Using the records that follow, copy every line containing the word "Dacă".

-.-.-

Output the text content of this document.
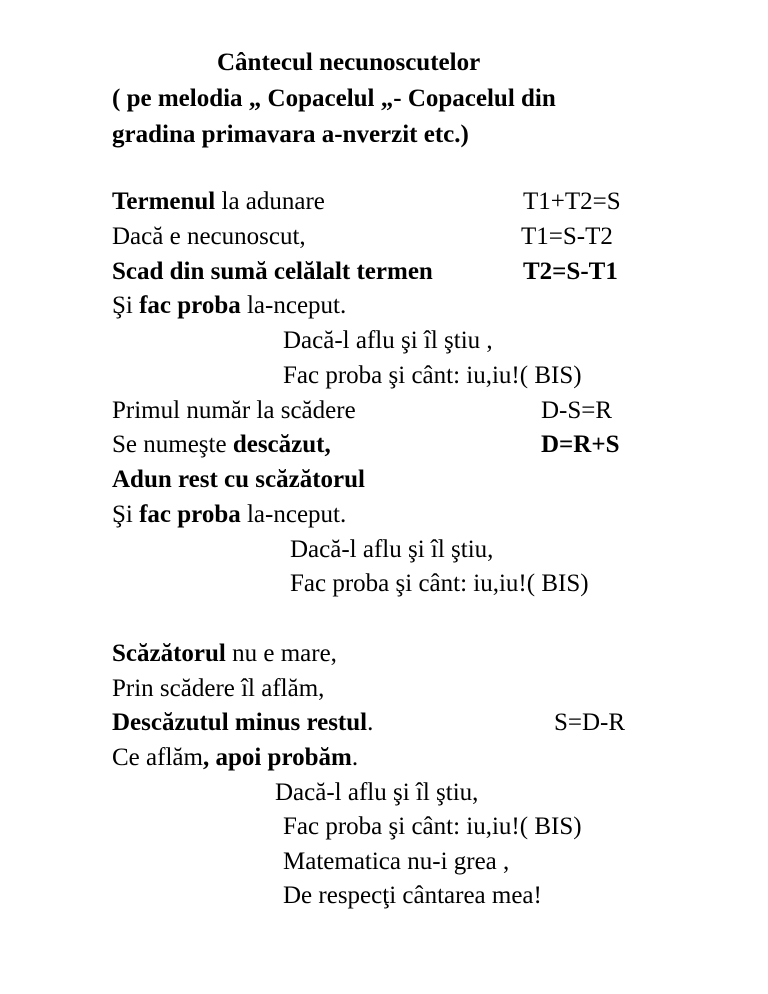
Cântecul necunoscutelor
( pe melodia „ Copacelul „- Copacelul din
gradina primavara a-nverzit etc.)
Termenul la adunare	T1+T2=S
Dacă e necunoscut,	T1=S-T2
Scad din sumă celălalt termen	T2=S-T1
Şi fac proba la-nceput.
Dacă-l aflu şi îl ştiu ,
Fac proba şi cânt: iu,iu!( BIS)
Primul număr la scădere	D-S=R
Se numeşte descăzut,	D=R+S
Adun rest cu scăzătorul
Şi fac proba la-nceput.
Dacă-l aflu şi îl ştiu,
Fac proba şi cânt: iu,iu!( BIS)
Scăzătorul nu e mare,
Prin scădere îl aflăm,
Descăzutul minus restul.	S=D-R
Ce aflăm, apoi probăm.
Dacă-l aflu şi îl ştiu,
Fac proba şi cânt: iu,iu!( BIS)
Matematica nu-i grea ,
De respecţi cântarea mea!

-.-.-

**THE SOLUTION**
Dacă e necunoscut,	T1=S-T2
Dacă-l aflu şi îl ştiu ,
Dacă-l aflu şi îl ştiu,
Dacă-l aflu şi îl ştiu,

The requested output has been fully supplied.